## What you will do
Copy, from the data below, each line that has the word "dates".

════════════════

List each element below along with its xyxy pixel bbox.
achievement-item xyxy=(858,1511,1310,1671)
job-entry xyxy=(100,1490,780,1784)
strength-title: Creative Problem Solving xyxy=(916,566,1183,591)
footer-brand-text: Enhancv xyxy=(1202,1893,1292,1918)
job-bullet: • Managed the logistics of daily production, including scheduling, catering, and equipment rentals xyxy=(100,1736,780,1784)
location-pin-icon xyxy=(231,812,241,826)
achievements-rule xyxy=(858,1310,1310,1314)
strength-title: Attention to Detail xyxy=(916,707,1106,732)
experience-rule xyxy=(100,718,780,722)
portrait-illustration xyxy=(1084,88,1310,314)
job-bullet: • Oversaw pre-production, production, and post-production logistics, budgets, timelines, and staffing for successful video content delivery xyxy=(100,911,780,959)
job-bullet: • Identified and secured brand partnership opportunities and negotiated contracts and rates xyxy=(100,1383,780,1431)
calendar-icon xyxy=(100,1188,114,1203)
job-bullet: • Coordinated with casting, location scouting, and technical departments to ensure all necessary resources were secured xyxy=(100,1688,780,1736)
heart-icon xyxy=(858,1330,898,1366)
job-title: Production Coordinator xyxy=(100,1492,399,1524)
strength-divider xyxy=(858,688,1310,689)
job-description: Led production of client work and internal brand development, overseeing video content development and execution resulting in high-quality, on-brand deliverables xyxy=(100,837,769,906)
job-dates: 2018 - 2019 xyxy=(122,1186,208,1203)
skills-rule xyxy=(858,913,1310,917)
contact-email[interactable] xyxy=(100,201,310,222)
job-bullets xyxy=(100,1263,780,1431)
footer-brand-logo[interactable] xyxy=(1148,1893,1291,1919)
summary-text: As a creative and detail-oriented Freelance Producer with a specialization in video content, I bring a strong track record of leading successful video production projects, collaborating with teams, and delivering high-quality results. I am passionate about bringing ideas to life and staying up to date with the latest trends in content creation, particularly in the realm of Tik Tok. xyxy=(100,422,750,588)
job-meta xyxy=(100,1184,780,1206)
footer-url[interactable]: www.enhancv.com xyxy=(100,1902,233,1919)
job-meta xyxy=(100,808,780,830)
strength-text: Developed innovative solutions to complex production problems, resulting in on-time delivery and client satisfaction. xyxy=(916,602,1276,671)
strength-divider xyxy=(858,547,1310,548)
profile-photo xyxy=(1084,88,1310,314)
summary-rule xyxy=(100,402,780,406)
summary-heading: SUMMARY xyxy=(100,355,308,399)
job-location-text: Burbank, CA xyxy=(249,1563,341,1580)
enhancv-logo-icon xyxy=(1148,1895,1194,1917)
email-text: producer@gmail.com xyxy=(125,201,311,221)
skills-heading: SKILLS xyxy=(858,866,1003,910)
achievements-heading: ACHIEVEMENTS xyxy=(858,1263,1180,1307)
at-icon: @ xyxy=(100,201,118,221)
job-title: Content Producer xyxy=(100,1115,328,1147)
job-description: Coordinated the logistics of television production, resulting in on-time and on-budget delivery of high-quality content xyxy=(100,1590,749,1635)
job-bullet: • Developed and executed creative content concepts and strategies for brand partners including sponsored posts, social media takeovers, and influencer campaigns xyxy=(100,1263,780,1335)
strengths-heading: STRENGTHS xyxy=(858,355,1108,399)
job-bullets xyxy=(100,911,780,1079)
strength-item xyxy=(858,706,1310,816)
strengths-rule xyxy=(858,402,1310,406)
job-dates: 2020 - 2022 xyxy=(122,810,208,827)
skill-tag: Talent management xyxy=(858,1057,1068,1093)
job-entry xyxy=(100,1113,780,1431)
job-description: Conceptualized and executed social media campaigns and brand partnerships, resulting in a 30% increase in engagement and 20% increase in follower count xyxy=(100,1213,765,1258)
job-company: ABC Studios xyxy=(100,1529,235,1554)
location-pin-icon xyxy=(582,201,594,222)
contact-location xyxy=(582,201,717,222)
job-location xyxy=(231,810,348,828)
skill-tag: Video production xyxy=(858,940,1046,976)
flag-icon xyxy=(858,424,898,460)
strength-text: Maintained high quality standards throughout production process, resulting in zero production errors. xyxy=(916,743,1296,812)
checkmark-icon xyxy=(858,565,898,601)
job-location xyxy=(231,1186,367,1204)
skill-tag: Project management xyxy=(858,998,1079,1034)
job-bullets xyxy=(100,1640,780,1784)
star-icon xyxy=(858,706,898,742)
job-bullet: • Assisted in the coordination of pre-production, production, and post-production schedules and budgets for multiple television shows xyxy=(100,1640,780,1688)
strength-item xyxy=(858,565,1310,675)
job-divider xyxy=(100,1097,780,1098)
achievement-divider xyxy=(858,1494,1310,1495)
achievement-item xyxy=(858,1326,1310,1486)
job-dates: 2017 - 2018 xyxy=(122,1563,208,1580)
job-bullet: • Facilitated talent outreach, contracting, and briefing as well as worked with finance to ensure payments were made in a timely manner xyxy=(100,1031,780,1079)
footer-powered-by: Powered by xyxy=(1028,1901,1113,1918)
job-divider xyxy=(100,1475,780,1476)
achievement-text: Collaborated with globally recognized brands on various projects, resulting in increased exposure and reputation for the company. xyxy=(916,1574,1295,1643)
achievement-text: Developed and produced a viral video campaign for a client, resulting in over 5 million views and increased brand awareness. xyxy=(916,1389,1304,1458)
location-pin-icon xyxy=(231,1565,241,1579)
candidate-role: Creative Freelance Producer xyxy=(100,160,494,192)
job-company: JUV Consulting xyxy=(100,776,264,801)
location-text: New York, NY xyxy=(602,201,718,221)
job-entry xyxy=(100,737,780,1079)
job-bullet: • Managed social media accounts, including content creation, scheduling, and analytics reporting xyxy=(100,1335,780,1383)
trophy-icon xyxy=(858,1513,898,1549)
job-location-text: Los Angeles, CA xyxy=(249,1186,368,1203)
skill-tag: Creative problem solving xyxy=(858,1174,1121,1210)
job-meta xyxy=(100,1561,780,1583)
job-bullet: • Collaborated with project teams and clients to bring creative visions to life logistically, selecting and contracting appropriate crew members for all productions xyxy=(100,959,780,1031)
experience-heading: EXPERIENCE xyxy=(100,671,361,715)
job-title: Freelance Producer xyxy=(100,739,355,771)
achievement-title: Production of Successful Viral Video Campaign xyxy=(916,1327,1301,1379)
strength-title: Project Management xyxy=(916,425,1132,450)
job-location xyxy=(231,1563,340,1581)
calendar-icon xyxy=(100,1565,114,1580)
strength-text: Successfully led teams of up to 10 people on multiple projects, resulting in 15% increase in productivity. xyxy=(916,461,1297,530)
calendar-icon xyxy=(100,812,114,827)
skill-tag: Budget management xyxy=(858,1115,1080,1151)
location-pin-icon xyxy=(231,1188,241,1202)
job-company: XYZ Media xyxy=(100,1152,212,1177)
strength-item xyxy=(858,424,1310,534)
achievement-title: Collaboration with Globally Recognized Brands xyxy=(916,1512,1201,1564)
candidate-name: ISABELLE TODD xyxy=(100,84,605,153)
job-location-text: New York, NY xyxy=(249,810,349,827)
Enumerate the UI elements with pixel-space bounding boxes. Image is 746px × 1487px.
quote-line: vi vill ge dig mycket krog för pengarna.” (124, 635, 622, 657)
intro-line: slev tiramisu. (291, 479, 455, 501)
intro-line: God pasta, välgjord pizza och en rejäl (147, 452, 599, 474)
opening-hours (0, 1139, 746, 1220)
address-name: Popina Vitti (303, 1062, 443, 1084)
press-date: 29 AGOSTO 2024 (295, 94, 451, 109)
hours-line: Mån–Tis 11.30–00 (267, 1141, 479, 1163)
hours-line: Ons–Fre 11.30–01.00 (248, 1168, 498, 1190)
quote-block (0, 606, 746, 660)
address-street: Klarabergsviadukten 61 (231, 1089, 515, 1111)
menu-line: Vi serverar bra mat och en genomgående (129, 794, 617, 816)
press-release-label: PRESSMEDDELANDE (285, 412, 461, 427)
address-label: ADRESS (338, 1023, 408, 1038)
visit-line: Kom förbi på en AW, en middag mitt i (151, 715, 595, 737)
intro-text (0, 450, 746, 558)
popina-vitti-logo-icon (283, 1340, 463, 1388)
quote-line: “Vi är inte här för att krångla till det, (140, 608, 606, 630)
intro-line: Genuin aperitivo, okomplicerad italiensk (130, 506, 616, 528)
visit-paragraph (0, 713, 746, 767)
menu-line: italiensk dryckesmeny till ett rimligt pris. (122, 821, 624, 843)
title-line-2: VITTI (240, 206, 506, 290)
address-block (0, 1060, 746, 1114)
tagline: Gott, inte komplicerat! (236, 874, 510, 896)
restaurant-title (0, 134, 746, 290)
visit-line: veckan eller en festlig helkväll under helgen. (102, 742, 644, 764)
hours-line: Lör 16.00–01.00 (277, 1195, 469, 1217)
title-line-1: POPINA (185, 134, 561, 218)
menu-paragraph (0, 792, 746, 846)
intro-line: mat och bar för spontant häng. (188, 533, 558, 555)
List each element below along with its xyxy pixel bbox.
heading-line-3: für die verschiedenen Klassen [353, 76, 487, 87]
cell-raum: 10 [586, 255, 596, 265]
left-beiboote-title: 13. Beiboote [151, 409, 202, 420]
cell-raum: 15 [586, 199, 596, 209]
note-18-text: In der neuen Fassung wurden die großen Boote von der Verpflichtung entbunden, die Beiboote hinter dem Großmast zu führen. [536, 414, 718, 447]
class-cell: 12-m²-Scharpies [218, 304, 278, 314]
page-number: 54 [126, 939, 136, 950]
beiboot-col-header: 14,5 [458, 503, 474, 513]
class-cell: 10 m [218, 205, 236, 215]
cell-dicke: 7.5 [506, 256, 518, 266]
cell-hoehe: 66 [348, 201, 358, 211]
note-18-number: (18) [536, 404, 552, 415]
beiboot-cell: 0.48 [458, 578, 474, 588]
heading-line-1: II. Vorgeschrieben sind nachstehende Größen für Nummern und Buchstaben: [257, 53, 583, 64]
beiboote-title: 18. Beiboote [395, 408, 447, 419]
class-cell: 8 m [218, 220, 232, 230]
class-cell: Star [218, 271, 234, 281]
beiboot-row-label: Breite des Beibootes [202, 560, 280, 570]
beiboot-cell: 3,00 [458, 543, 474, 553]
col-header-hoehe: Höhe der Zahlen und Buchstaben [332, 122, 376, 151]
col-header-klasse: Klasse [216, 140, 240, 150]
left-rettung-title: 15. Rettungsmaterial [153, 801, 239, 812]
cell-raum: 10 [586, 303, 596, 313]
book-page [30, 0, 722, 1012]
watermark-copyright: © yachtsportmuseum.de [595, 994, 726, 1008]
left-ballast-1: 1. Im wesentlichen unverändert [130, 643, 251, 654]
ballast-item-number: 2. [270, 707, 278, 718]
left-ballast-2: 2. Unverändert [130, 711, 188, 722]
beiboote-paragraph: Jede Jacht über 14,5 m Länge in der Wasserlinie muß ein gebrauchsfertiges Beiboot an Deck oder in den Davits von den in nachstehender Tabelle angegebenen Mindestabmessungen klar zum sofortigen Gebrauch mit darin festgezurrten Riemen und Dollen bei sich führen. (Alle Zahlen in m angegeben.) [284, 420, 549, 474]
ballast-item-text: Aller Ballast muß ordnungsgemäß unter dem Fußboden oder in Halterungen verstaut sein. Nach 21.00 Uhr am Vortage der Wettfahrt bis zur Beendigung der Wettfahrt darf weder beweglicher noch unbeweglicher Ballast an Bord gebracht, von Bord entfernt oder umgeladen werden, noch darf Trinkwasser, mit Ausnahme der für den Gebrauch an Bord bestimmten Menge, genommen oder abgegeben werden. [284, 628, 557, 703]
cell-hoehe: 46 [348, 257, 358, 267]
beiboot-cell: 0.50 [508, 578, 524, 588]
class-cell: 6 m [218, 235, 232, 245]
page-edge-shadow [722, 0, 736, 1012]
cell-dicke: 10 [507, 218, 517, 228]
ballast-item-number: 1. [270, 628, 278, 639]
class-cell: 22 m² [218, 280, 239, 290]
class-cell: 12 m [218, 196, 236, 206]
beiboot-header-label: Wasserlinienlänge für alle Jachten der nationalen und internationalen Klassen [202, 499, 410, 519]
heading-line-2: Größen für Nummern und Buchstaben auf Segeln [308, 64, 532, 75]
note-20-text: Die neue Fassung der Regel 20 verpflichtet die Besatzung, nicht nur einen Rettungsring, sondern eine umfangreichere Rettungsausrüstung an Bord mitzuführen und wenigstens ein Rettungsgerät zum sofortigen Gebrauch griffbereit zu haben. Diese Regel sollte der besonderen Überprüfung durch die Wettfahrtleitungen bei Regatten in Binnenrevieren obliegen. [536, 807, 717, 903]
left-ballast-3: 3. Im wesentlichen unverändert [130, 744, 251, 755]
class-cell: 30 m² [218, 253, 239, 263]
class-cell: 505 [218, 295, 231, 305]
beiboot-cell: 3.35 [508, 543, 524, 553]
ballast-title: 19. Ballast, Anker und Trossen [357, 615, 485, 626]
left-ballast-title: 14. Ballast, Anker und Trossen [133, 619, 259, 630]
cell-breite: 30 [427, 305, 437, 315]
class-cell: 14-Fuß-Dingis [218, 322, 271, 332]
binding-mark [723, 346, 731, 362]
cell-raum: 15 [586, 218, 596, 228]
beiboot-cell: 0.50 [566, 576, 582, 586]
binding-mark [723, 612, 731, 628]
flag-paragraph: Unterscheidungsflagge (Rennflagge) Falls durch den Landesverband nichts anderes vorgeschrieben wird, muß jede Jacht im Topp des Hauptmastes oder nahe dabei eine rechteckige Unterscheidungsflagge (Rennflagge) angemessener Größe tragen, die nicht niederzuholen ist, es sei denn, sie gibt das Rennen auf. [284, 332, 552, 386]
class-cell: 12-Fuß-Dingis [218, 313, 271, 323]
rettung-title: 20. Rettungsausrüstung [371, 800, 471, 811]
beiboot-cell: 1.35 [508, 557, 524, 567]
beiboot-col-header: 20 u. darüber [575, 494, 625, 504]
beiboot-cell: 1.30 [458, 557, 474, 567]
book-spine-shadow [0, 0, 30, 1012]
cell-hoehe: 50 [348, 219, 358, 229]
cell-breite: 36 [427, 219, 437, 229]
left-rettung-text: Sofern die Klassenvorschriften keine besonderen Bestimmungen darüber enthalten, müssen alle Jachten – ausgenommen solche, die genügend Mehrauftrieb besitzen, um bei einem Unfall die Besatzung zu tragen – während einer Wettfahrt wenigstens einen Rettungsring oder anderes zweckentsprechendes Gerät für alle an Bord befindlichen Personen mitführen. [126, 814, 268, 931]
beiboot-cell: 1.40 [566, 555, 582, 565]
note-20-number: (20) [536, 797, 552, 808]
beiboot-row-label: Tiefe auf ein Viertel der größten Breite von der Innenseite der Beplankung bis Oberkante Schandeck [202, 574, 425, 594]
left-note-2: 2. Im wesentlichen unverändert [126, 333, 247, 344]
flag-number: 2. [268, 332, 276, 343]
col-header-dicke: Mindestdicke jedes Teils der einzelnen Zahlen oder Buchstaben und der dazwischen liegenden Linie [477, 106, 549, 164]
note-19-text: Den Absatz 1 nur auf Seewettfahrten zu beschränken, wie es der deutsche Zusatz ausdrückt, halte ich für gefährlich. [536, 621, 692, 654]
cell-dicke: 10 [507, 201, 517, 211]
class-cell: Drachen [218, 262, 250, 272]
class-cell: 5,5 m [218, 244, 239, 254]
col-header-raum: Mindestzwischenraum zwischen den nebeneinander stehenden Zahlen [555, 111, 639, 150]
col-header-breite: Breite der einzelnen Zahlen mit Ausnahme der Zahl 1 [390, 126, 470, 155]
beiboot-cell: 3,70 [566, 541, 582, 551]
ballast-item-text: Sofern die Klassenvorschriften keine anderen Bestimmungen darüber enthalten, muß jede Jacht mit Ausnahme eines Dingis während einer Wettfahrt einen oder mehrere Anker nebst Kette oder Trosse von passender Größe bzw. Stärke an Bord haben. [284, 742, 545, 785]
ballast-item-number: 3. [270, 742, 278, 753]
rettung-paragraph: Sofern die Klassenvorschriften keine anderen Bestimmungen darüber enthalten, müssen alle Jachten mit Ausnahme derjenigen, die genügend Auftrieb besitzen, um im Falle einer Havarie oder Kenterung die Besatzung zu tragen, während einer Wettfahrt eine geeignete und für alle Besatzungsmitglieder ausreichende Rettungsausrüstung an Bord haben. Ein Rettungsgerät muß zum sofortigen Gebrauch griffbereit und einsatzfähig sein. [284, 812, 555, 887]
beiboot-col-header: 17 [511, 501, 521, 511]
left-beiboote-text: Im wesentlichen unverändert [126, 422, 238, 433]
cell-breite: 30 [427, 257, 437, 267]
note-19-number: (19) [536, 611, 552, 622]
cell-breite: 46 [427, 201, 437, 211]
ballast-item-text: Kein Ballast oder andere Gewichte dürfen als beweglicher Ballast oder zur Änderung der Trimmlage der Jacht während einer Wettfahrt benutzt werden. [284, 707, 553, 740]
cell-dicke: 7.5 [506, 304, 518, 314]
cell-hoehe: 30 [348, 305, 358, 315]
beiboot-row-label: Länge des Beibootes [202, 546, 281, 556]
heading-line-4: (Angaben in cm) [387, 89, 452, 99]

════════════════

## Solution for this problem
job-dates: 2018 - 2019 xyxy=(122,1186,208,1203)
job-dates: 2020 - 2022 xyxy=(122,810,208,827)
job-dates: 2017 - 2018 xyxy=(122,1563,208,1580)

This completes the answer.